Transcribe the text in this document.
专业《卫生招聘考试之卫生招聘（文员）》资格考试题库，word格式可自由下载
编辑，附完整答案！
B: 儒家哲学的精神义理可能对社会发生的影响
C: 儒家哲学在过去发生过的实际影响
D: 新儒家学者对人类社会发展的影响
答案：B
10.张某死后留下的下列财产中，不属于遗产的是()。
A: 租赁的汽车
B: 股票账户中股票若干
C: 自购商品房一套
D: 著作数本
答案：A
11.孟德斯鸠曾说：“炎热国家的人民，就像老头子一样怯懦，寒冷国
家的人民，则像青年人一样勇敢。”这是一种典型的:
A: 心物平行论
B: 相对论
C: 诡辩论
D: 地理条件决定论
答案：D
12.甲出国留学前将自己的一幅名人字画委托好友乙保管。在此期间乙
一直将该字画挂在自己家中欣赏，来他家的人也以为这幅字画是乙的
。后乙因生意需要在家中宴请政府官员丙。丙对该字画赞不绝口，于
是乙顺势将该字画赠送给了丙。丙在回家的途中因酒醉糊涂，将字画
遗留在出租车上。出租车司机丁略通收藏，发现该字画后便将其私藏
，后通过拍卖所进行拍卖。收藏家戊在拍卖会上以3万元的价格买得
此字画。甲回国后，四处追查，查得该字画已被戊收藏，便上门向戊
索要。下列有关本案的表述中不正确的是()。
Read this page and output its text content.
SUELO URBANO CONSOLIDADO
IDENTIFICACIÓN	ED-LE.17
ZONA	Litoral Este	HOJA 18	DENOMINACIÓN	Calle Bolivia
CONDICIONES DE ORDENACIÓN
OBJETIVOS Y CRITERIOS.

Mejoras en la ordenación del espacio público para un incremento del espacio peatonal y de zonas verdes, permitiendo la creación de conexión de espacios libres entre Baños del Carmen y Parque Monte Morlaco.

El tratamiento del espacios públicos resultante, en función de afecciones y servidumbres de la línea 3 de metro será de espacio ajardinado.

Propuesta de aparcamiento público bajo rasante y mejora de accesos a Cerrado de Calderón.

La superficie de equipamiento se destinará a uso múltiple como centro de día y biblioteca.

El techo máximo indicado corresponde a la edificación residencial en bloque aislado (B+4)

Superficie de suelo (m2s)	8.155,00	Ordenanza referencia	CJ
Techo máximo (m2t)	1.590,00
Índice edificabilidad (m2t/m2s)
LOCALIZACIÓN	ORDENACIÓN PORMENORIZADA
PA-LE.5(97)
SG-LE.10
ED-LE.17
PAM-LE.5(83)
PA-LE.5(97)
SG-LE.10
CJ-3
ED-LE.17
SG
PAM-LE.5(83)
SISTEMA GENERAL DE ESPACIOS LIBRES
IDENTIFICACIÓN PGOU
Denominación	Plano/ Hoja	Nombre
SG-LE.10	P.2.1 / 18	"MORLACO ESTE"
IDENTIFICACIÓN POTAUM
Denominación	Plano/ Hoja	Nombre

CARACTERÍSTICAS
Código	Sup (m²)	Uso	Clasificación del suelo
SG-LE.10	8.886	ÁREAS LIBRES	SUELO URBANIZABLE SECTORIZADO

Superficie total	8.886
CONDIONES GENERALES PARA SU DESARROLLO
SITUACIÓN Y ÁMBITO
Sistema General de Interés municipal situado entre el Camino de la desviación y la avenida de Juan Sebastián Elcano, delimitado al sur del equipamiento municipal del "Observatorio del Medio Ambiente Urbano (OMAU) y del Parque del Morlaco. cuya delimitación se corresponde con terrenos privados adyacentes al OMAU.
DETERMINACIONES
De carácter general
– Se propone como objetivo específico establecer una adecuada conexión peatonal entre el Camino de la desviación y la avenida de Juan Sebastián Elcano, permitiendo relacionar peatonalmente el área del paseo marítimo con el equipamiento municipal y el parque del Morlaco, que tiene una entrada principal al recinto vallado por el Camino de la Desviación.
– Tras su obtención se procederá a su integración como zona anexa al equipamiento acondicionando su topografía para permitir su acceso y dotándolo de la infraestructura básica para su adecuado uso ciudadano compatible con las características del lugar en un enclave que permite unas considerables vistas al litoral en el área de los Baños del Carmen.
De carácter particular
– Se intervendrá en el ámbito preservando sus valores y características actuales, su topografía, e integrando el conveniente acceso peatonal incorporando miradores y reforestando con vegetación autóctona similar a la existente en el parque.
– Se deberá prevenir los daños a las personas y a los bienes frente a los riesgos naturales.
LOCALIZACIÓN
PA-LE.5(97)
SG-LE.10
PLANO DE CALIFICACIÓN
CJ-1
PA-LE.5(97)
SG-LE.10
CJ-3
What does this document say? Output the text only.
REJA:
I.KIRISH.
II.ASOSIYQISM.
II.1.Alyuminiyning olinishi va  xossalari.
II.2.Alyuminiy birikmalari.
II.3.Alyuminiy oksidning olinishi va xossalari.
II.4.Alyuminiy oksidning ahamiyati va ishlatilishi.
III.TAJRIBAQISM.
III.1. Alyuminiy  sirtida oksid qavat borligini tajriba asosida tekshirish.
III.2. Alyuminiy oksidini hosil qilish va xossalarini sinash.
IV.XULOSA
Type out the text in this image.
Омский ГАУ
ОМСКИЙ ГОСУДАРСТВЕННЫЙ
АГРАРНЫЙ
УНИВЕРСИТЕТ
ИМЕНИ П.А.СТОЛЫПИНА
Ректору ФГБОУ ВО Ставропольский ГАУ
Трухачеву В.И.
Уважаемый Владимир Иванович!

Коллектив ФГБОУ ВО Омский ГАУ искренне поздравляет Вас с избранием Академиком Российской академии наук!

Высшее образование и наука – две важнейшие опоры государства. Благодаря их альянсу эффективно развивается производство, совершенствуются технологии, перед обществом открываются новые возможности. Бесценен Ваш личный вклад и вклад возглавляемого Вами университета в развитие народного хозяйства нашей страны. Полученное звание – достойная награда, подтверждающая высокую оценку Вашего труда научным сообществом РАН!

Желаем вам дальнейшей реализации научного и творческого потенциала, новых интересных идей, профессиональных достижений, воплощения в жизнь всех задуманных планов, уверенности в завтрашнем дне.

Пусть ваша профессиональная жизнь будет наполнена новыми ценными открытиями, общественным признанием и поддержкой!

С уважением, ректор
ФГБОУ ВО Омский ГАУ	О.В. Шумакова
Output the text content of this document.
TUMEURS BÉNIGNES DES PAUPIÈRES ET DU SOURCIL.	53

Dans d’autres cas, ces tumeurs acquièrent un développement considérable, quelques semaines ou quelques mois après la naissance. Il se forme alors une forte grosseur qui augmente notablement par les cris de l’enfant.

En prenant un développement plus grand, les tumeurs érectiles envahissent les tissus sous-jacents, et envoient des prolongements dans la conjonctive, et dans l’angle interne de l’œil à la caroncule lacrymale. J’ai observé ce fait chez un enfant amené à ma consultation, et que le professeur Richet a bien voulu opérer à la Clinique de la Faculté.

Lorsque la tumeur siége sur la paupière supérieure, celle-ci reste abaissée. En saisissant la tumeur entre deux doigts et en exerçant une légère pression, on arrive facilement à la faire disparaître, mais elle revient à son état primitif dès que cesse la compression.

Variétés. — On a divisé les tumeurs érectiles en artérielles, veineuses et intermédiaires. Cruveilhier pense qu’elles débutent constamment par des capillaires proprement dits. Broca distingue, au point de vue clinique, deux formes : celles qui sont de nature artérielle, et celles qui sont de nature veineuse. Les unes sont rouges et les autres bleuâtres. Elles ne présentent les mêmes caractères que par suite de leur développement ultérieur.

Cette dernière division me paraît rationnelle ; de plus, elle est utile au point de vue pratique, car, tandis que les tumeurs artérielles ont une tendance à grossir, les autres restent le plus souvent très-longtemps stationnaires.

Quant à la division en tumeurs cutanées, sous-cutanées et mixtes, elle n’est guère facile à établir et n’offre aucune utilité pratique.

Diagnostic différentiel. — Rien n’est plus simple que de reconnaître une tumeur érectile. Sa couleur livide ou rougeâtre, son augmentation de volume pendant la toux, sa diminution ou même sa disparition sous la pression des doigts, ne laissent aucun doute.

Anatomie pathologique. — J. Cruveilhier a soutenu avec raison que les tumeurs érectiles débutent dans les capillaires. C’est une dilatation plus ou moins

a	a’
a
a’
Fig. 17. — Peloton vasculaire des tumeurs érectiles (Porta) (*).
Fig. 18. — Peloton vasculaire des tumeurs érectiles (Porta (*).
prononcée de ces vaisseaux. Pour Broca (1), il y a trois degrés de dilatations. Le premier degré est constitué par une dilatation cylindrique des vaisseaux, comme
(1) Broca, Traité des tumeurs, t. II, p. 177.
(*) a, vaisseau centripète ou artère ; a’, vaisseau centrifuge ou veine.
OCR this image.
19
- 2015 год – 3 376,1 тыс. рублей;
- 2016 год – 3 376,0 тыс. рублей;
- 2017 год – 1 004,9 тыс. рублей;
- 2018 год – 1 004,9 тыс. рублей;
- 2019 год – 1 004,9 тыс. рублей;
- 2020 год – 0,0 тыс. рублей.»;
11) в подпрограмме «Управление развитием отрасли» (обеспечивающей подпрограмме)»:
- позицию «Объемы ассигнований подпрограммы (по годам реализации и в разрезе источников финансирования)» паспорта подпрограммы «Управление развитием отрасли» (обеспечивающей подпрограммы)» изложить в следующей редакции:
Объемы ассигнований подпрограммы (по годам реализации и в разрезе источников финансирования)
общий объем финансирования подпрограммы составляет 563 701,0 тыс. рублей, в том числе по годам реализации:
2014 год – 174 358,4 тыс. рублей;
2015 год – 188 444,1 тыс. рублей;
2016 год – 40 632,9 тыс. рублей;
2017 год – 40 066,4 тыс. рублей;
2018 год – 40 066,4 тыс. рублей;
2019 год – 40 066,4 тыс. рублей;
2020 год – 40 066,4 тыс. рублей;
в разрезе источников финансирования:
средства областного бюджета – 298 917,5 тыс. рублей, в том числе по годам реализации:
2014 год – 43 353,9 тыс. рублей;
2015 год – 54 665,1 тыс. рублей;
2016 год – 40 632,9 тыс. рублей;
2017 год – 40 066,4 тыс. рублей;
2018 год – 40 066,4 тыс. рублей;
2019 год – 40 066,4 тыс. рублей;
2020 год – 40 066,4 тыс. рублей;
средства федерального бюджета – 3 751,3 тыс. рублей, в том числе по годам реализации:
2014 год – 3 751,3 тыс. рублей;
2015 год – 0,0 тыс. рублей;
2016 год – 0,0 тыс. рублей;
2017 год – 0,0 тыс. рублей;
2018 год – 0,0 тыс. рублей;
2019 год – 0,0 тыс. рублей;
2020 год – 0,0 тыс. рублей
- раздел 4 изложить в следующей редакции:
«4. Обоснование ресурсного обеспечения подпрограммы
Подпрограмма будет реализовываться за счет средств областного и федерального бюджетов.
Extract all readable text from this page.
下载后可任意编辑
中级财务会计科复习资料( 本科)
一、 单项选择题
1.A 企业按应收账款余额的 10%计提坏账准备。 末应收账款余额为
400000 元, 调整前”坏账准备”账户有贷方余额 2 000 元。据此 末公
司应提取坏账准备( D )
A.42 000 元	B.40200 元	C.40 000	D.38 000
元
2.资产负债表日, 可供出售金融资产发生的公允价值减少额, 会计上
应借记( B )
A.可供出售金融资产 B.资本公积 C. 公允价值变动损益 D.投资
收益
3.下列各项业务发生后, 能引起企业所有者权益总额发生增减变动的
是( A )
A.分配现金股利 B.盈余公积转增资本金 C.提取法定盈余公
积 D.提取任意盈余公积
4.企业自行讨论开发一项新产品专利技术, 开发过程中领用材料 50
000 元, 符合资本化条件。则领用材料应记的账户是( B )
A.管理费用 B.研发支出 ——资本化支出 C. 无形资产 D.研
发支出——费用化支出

§ §

__PROBLEM DESCRIPTION__. Locate the word "vasculaire" in the data above. Copy every line carrying it.

__WRITTEN RESPONSE__.
Fig. 17. — Peloton vasculaire des tumeurs érectiles (Porta) (*).
Fig. 18. — Peloton vasculaire des tumeurs érectiles (Porta (*).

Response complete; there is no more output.